:: Lista de tarefas ::
(a) As afirmações abaixo estão de acordo com o texto sobre o dr consulta? Responda sim ou não para cada uma e copie as palavras do texto que decidem a resposta.
(i) Hoje os hospitais cobram por cada consulta ou exame.
(ii) O CTO continuou trabalhando no dr consulta.
(iii) Thomaz pediu desculpas pelas demissões.
(b) Reproduza um trecho do texto sobre o dr consulta: comece pelas palavras "Thomaz não se" e pare depois de "é um problema.".
(c) Responda com base no texto sobre o dr consulta:
(i) O que o paciente leva ao sair do primeiro atendimento?
(ii) Segundo Thomaz, para que a empresa decidiu reduzir a estrutura?
(iii) Como os funcionários que saíram descreveram Thomaz?

:: Texto de leitura ::
►

Hoje, os hospitais cobram por cada consulta ou exame, o que gera um desalinhamento já que o hospital ganha mais quanto maior for o número de procedimentos. Mas, segundo Thomaz, o grande atrativo do novo produto é uma ferramenta que mede o grau de risco de saúde dos pacientes. No primeiro atendimento, o dr. consulta já colhe uma série de dados, e o paciente sai de lá com um ‘grau de risco’ inicial. Quanto mais o paciente usa a rede, esse health score vai sendo aprimorado, tornando os modelos preditivos cada vez mais precisos.
É impossível para um leigo atestar a qualidade da ferramenta do dr consulta. Se, por um lado, “não há nenhuma clínica no patamar de tecnologia do dr consulta,” como diz uma fonte no mercado de venture capital, por outro lado, um médico que já teve contato com o protocolo diz que ele “ainda está longe de entregar o prometido”.
Thomaz está construindo a narrativa de healthtech num momento em que o dr consulta acaba de passar por um capítulo traumático para sua cultura interna. Nos últimos meses, a startup fez dezenas de demissões e sofreu um êxodo de funcionários, incluindo seu CTO.
Thomaz não se desculpa: “Estávamos com a estrutura muito inchada e decidimos reduzir para melhorar o foco.”
Muitos funcionários saíram da empresa se queixando da liderança do próprio Thomaz, “um cara difícil de lidar,” e “pragmático ao extremo.” No mundo das startups, onde a liderança muitas vezes é exercida em cima do carisma do fundador, isso é um problema.

◄

Dados de segmentação da página:
►

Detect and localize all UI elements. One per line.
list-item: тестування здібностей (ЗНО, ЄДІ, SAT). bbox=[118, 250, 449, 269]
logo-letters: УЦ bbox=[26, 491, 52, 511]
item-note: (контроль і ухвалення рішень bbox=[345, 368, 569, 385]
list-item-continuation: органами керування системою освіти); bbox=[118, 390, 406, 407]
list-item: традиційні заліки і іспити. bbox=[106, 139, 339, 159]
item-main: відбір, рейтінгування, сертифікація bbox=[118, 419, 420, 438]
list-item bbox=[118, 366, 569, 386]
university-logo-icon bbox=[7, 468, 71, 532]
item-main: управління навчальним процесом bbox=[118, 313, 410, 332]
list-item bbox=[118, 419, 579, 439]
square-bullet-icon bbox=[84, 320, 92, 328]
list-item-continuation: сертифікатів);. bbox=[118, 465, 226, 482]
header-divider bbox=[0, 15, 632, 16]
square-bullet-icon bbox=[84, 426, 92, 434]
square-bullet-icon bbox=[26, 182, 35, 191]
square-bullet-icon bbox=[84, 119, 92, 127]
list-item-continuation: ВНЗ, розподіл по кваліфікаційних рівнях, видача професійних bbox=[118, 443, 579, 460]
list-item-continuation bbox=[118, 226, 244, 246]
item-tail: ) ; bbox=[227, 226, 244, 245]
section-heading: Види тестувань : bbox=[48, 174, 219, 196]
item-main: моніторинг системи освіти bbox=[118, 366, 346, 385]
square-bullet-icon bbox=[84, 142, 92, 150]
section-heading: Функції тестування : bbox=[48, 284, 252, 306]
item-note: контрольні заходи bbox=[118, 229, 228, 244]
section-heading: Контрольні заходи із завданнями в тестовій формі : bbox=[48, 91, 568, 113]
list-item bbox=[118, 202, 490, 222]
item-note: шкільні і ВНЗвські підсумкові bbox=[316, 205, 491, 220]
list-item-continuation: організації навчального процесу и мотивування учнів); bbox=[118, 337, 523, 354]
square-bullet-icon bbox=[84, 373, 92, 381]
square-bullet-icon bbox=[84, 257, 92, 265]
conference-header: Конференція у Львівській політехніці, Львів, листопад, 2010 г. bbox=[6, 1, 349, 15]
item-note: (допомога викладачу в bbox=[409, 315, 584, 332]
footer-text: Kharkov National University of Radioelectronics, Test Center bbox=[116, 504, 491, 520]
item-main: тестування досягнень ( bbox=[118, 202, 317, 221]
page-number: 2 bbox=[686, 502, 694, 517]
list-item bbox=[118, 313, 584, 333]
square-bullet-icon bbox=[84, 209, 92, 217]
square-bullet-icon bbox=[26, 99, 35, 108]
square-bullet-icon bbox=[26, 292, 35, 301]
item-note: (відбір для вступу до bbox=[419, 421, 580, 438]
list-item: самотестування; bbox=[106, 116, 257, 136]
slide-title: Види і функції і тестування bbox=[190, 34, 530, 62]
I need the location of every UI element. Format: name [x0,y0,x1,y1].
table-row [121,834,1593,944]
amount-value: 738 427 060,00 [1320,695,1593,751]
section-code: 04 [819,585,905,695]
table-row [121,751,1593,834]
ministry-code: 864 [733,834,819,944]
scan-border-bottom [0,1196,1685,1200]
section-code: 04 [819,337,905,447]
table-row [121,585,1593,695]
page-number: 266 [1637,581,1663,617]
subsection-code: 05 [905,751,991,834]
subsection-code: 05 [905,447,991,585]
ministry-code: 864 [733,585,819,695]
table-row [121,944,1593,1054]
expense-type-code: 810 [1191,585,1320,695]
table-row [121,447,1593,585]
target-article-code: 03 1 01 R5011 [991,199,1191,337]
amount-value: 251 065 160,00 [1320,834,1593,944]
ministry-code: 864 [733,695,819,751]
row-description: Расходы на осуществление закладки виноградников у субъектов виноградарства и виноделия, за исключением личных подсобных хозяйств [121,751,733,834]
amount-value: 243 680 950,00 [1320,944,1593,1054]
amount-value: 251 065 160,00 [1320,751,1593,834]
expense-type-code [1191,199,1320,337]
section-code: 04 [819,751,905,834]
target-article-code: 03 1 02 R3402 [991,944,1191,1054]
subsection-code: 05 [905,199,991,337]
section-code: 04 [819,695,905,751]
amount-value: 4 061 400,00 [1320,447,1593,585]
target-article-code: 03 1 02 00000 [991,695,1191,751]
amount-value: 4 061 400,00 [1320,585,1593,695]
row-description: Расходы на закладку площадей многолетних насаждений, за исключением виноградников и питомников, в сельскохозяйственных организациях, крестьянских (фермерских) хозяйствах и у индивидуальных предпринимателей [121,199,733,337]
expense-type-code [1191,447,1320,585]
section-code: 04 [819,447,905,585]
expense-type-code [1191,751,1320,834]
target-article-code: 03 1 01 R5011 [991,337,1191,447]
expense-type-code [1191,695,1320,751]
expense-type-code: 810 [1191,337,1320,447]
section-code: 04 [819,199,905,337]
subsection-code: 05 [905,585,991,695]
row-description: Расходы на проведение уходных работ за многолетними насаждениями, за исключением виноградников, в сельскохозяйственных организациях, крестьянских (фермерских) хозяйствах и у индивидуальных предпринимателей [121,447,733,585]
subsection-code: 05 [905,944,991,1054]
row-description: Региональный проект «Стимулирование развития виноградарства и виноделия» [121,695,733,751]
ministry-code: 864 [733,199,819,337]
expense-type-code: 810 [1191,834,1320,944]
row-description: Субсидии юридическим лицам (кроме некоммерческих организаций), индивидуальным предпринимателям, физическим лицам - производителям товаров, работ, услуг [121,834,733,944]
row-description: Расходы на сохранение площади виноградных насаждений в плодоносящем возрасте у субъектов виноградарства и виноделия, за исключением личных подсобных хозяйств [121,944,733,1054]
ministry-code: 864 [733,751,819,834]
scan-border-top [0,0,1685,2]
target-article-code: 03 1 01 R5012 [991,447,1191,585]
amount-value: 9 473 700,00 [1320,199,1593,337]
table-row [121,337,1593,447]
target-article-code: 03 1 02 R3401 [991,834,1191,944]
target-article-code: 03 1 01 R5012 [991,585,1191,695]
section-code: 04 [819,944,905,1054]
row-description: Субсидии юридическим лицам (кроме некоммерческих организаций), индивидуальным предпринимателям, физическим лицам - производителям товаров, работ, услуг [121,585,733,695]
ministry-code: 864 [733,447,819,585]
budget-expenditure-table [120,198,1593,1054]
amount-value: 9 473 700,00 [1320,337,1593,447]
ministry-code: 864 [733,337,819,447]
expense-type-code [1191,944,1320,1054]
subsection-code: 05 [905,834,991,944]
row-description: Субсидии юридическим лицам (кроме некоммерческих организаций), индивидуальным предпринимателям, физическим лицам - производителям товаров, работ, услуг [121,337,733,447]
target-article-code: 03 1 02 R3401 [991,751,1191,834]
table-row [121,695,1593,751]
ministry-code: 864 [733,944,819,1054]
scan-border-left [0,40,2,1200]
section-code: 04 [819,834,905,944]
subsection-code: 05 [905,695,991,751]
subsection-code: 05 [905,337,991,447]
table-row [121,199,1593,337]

◄

:: Respostas ::
(a)
(i) Sim: "Hoje, os hospitais cobram por cada consulta ou exame"
(ii) Não: "sofreu um êxodo de funcionários, incluindo seu CTO"
(iii) Não: "Thomaz não se desculpa"

(b)
Thomaz não se desculpa: “Estávamos com a estrutura muito inchada e decidimos reduzir para melhorar o foco.”
Muitos funcionários saíram da empresa se queixando da liderança do próprio Thomaz, “um cara difícil de lidar,” e “pragmático ao extremo.” No mundo das startups, onde a liderança muitas vezes é exercida em cima do carisma do fundador, isso é um problema.

(c)
(i) Um "grau de risco" inicial.
(ii) Para melhorar o foco, já que a estrutura estava muito inchada.
(iii) Como "um cara difícil de lidar" e "pragmático ao extremo".